Begin Materials provided
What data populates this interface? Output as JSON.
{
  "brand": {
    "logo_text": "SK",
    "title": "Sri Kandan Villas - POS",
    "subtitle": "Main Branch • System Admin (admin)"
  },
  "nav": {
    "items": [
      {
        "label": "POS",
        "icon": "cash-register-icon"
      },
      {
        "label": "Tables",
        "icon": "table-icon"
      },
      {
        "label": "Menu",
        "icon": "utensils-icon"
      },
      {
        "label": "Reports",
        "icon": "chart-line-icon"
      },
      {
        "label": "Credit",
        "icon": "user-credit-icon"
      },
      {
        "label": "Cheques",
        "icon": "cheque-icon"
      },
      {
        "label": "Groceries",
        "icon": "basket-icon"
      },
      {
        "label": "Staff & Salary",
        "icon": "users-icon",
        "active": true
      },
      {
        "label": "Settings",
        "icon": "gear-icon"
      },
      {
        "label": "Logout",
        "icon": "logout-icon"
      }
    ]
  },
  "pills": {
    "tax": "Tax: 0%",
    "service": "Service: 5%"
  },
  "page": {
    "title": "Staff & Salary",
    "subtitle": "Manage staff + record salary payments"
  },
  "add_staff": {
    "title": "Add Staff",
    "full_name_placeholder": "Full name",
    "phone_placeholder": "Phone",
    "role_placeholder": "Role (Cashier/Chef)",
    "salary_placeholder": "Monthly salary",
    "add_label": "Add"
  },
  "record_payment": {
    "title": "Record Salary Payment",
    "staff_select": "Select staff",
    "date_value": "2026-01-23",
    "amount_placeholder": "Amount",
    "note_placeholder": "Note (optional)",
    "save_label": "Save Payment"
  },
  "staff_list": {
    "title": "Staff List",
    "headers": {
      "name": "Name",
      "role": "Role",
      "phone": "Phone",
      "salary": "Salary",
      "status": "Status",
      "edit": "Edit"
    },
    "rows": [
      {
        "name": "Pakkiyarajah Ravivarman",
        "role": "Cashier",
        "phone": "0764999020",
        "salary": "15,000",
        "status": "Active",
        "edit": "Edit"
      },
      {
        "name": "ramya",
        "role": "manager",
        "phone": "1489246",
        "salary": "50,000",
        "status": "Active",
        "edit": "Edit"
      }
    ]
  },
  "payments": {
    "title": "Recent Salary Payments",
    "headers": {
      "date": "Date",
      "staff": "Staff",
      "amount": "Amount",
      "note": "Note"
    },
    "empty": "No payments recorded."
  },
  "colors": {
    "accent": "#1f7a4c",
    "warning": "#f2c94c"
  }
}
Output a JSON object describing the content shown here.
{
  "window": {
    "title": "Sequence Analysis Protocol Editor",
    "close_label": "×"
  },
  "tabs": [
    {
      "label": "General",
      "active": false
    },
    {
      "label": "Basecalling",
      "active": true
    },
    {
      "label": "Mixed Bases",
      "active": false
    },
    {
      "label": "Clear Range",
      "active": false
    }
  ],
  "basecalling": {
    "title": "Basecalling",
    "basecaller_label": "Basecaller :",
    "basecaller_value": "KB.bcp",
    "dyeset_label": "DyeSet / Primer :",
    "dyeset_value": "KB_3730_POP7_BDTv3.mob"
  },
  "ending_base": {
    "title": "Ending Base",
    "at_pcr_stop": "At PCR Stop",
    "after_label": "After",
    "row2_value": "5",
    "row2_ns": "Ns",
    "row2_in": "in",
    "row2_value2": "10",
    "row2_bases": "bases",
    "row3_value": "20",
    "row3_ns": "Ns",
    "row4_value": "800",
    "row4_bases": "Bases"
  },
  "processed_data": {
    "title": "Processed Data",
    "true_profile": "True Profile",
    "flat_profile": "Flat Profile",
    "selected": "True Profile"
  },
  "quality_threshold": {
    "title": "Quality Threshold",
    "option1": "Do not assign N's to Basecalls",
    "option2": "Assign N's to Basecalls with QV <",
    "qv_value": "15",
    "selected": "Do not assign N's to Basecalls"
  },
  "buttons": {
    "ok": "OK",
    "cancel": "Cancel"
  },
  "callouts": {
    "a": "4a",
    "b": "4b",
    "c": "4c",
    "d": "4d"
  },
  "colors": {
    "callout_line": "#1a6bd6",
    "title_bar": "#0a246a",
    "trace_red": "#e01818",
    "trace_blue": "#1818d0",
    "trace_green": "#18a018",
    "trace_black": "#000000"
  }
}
End Materials provided
Return every record above exactly as it appears.

What data populates this interface? Output as JSON.
{
  "brand": {
    "logo_text": "SK",
    "title": "Sri Kandan Villas - POS",
    "subtitle": "Main Branch • System Admin (admin)"
  },
  "nav": {
    "items": [
      {
        "label": "POS",
        "icon": "cash-register-icon"
      },
      {
        "label": "Tables",
        "icon": "table-icon"
      },
      {
        "label": "Menu",
        "icon": "utensils-icon"
      },
      {
        "label": "Reports",
        "icon": "chart-line-icon"
      },
      {
        "label": "Credit",
        "icon": "user-credit-icon"
      },
      {
        "label": "Cheques",
        "icon": "cheque-icon"
      },
      {
        "label": "Groceries",
        "icon": "basket-icon"
      },
      {
        "label": "Staff & Salary",
        "icon": "users-icon",
        "active": true
      },
      {
        "label": "Settings",
        "icon": "gear-icon"
      },
      {
        "label": "Logout",
        "icon": "logout-icon"
      }
    ]
  },
  "pills": {
    "tax": "Tax: 0%",
    "service": "Service: 5%"
  },
  "page": {
    "title": "Staff & Salary",
    "subtitle": "Manage staff + record salary payments"
  },
  "add_staff": {
    "title": "Add Staff",
    "full_name_placeholder": "Full name",
    "phone_placeholder": "Phone",
    "role_placeholder": "Role (Cashier/Chef)",
    "salary_placeholder": "Monthly salary",
    "add_label": "Add"
  },
  "record_payment": {
    "title": "Record Salary Payment",
    "staff_select": "Select staff",
    "date_value": "2026-01-23",
    "amount_placeholder": "Amount",
    "note_placeholder": "Note (optional)",
    "save_label": "Save Payment"
  },
  "staff_list": {
    "title": "Staff List",
    "headers": {
      "name": "Name",
      "role": "Role",
      "phone": "Phone",
      "salary": "Salary",
      "status": "Status",
      "edit": "Edit"
    },
    "rows": [
      {
        "name": "Pakkiyarajah Ravivarman",
        "role": "Cashier",
        "phone": "0764999020",
        "salary": "15,000",
        "status": "Active",
        "edit": "Edit"
      },
      {
        "name": "ramya",
        "role": "manager",
        "phone": "1489246",
        "salary": "50,000",
        "status": "Active",
        "edit": "Edit"
      }
    ]
  },
  "payments": {
    "title": "Recent Salary Payments",
    "headers": {
      "date": "Date",
      "staff": "Staff",
      "amount": "Amount",
      "note": "Note"
    },
    "empty": "No payments recorded."
  },
  "colors": {
    "accent": "#1f7a4c",
    "warning": "#f2c94c"
  }
}
Output a JSON object describing the content shown here.
{
  "window": {
    "title": "Sequence Analysis Protocol Editor",
    "close_label": "×"
  },
  "tabs": [
    {
      "label": "General",
      "active": false
    },
    {
      "label": "Basecalling",
      "active": true
    },
    {
      "label": "Mixed Bases",
      "active": false
    },
    {
      "label": "Clear Range",
      "active": false
    }
  ],
  "basecalling": {
    "title": "Basecalling",
    "basecaller_label": "Basecaller :",
    "basecaller_value": "KB.bcp",
    "dyeset_label": "DyeSet / Primer :",
    "dyeset_value": "KB_3730_POP7_BDTv3.mob"
  },
  "ending_base": {
    "title": "Ending Base",
    "at_pcr_stop": "At PCR Stop",
    "after_label": "After",
    "row2_value": "5",
    "row2_ns": "Ns",
    "row2_in": "in",
    "row2_value2": "10",
    "row2_bases": "bases",
    "row3_value": "20",
    "row3_ns": "Ns",
    "row4_value": "800",
    "row4_bases": "Bases"
  },
  "processed_data": {
    "title": "Processed Data",
    "true_profile": "True Profile",
    "flat_profile": "Flat Profile",
    "selected": "True Profile"
  },
  "quality_threshold": {
    "title": "Quality Threshold",
    "option1": "Do not assign N's to Basecalls",
    "option2": "Assign N's to Basecalls with QV <",
    "qv_value": "15",
    "selected": "Do not assign N's to Basecalls"
  },
  "buttons": {
    "ok": "OK",
    "cancel": "Cancel"
  },
  "callouts": {
    "a": "4a",
    "b": "4b",
    "c": "4c",
    "d": "4d"
  },
  "colors": {
    "callout_line": "#1a6bd6",
    "title_bar": "#0a246a",
    "trace_red": "#e01818",
    "trace_blue": "#1818d0",
    "trace_green": "#18a018",
    "trace_black": "#000000"
  }
}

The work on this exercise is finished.